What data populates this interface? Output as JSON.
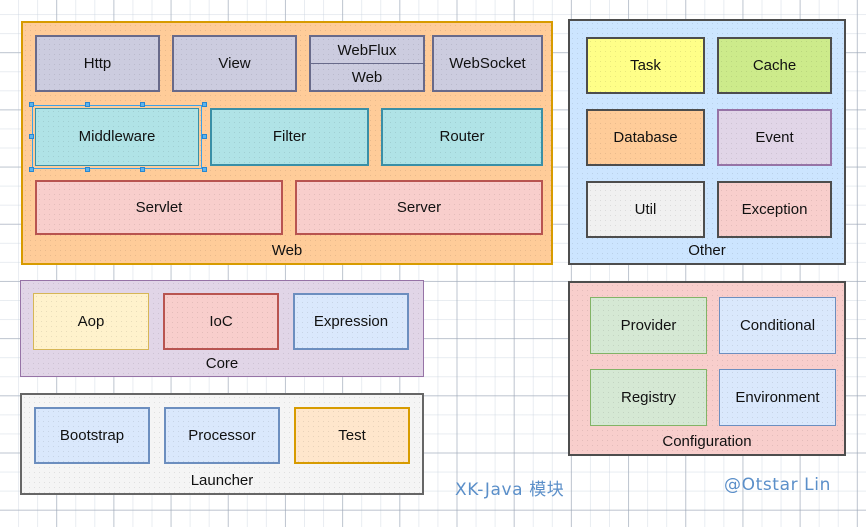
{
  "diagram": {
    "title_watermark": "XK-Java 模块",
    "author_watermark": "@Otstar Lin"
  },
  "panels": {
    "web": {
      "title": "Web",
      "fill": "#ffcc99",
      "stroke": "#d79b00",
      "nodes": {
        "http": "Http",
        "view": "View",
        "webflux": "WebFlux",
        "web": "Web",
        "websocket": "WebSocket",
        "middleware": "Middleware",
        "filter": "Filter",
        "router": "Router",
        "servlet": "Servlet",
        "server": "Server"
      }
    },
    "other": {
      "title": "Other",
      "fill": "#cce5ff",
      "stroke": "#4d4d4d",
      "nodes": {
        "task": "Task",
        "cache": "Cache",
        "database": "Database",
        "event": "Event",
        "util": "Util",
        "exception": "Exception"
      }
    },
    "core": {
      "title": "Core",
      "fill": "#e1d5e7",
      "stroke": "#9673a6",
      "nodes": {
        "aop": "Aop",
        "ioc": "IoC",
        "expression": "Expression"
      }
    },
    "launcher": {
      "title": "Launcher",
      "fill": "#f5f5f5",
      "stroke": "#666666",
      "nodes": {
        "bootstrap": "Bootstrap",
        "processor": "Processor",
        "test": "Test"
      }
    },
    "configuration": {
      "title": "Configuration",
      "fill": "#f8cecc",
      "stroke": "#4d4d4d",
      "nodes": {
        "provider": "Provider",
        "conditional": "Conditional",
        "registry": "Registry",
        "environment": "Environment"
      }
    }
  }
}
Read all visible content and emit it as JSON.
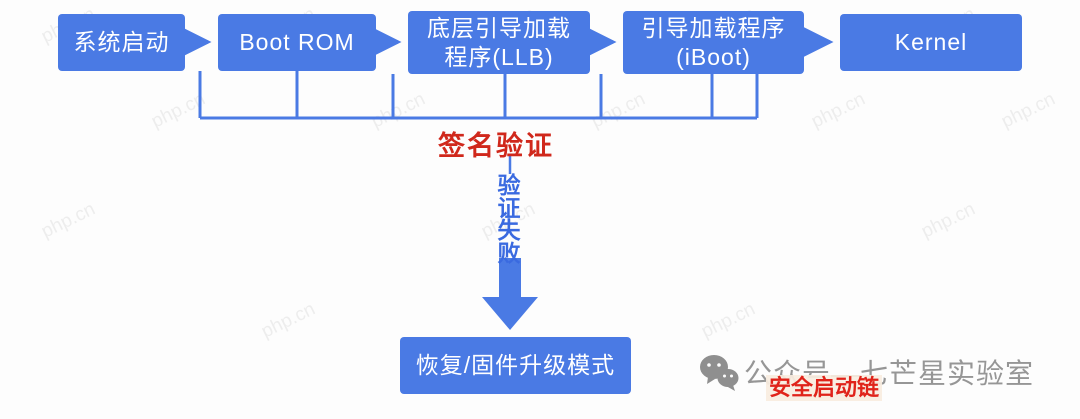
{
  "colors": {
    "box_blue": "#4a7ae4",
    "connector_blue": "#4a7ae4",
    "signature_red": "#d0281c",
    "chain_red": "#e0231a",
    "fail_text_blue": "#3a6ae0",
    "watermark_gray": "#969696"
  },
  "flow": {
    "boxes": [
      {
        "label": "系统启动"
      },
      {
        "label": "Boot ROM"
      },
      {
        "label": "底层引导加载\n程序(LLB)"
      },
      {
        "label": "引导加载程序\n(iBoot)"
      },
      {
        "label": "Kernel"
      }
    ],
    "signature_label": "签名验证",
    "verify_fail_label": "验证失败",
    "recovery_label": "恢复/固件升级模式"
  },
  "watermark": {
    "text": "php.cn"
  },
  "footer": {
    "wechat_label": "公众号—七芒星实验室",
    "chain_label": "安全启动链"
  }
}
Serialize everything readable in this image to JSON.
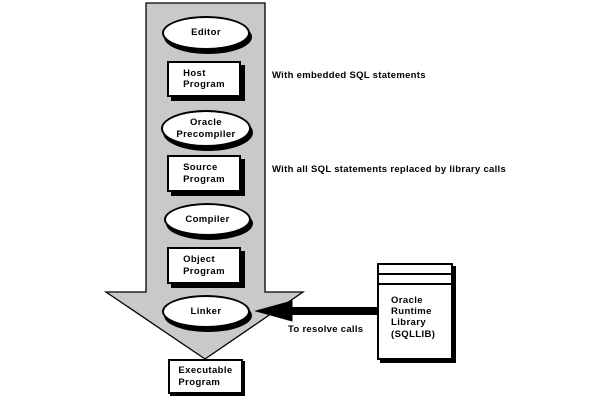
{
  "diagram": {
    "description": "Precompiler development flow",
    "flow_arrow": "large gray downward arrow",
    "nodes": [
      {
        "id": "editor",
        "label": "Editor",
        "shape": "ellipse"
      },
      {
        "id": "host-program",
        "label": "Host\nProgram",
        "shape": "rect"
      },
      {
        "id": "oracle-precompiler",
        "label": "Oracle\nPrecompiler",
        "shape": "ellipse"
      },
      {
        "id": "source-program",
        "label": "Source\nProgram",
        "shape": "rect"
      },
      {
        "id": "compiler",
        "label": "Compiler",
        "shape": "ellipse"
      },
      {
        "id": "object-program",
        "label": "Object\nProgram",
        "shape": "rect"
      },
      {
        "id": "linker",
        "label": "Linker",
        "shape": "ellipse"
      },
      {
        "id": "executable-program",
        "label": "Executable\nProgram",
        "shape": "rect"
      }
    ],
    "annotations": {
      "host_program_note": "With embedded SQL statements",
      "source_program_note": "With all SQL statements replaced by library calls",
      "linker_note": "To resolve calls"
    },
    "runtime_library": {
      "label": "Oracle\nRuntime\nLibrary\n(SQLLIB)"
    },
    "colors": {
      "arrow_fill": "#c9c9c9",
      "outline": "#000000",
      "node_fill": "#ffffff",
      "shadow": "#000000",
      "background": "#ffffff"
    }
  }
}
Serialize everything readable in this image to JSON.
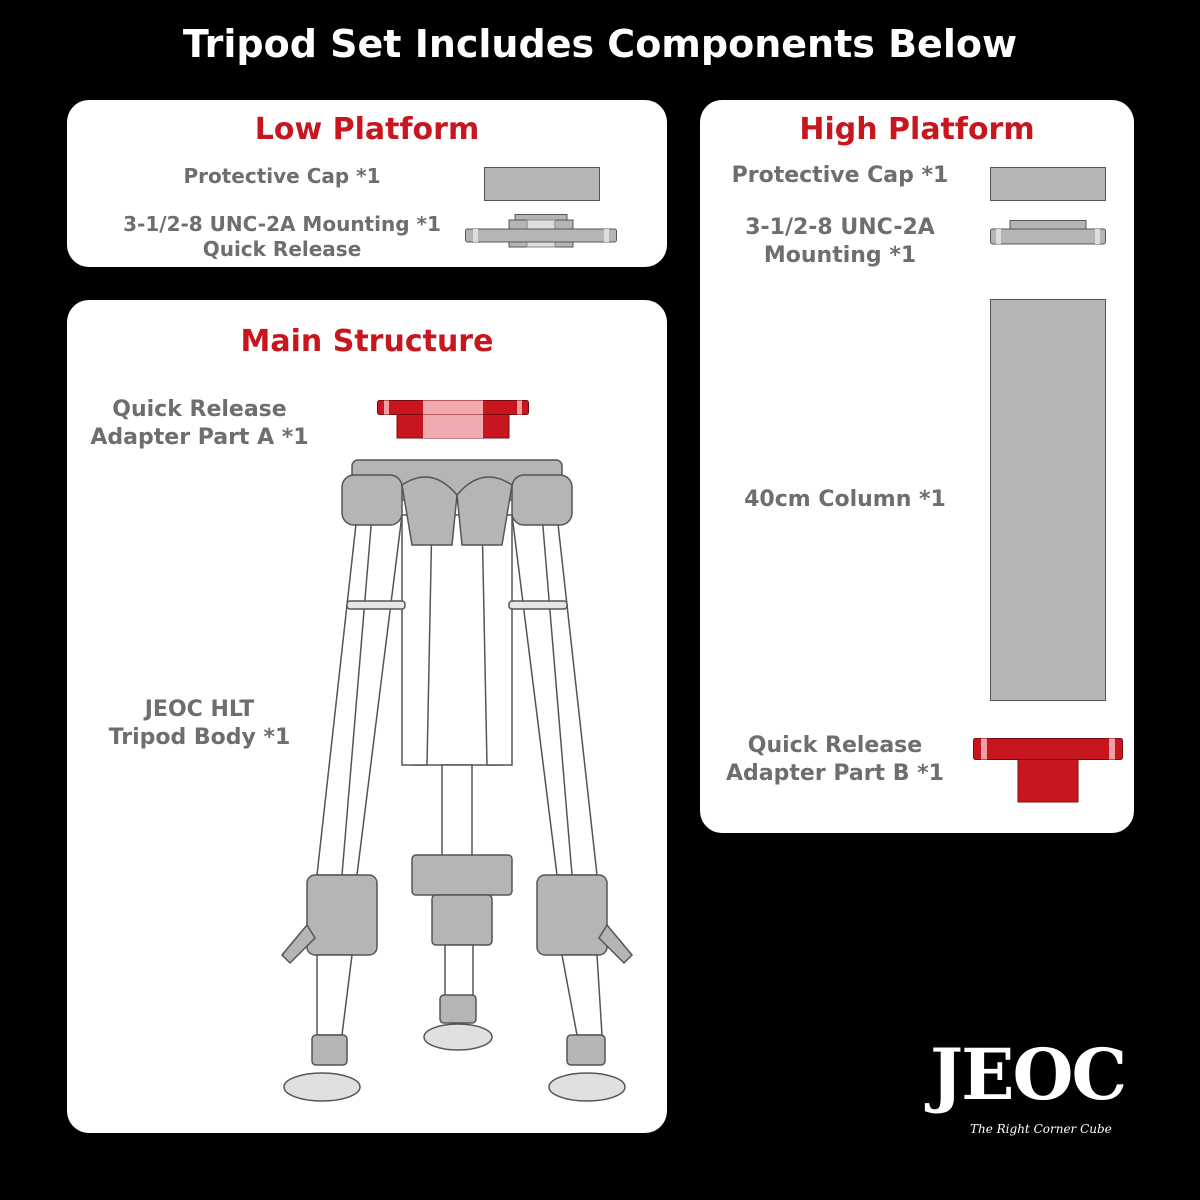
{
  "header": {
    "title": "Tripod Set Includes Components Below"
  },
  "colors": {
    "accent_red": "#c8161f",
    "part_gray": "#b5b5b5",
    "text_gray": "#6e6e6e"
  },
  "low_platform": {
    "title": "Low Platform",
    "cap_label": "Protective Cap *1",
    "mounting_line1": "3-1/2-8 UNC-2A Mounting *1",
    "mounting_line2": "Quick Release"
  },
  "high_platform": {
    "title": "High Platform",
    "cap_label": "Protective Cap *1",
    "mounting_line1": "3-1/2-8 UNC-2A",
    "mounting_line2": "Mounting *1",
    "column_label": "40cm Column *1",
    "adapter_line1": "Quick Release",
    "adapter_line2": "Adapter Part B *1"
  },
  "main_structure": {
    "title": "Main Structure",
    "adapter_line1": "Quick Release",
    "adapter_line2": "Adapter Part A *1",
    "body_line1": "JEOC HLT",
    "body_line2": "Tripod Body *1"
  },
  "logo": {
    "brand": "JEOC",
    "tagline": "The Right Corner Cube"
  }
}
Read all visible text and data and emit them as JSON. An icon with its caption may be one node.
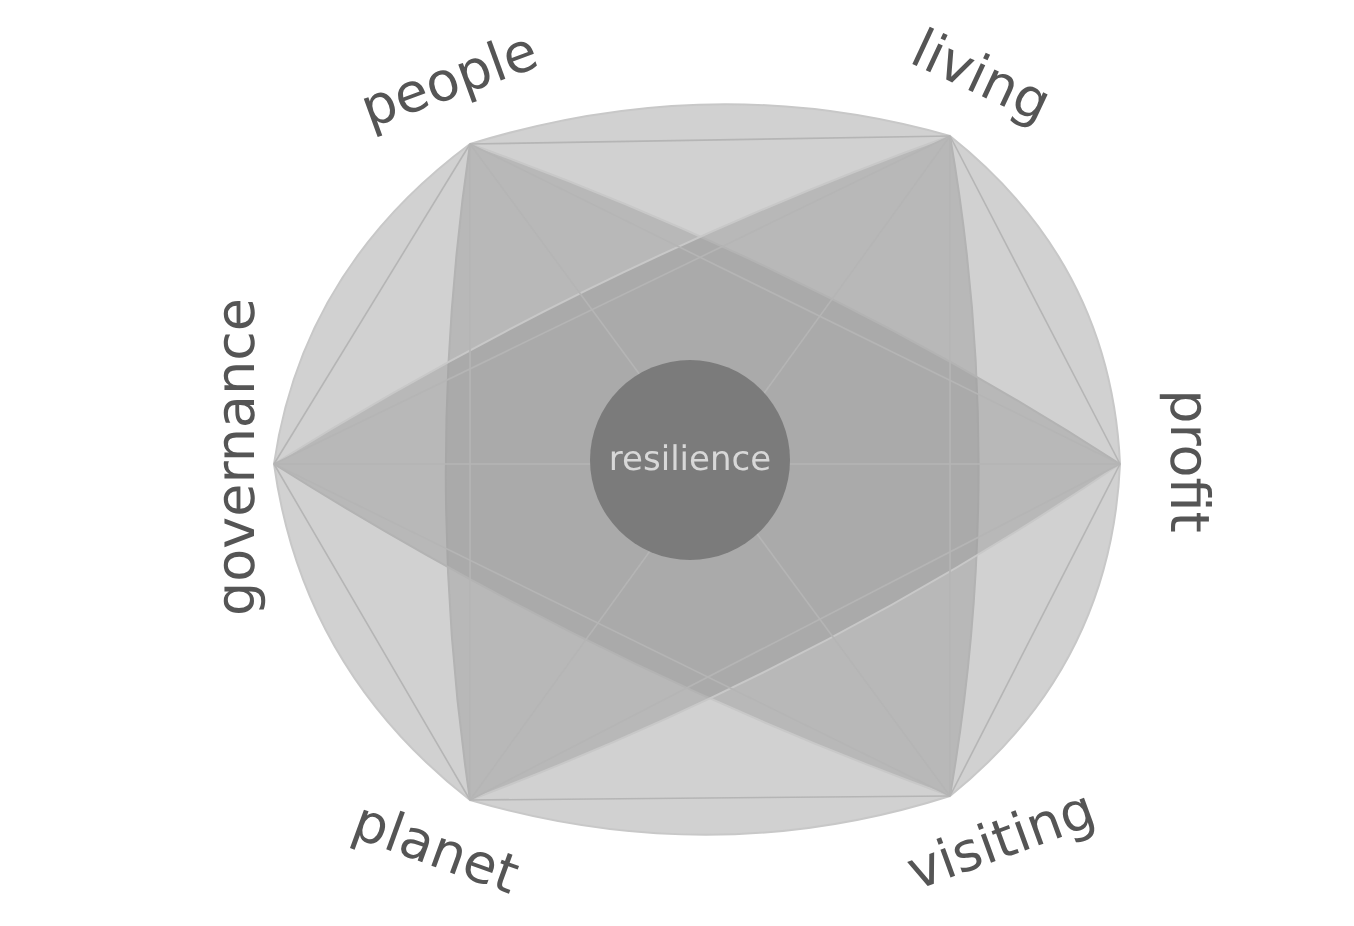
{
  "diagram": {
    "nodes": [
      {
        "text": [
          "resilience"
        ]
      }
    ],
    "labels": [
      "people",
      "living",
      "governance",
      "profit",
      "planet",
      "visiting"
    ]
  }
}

AIM
Show each line of the listing that holds the string "JSON".

ANSWER TO THE PROBLEM
What data populates this interface? Output as JSON.
Read all visible content and emit it as JSON.
Serialize everything readable in this image to JSON.
Serialize everything readable in this image to JSON.
Read all visible text and data and emit them as JSON. An icon with its caption may be one node.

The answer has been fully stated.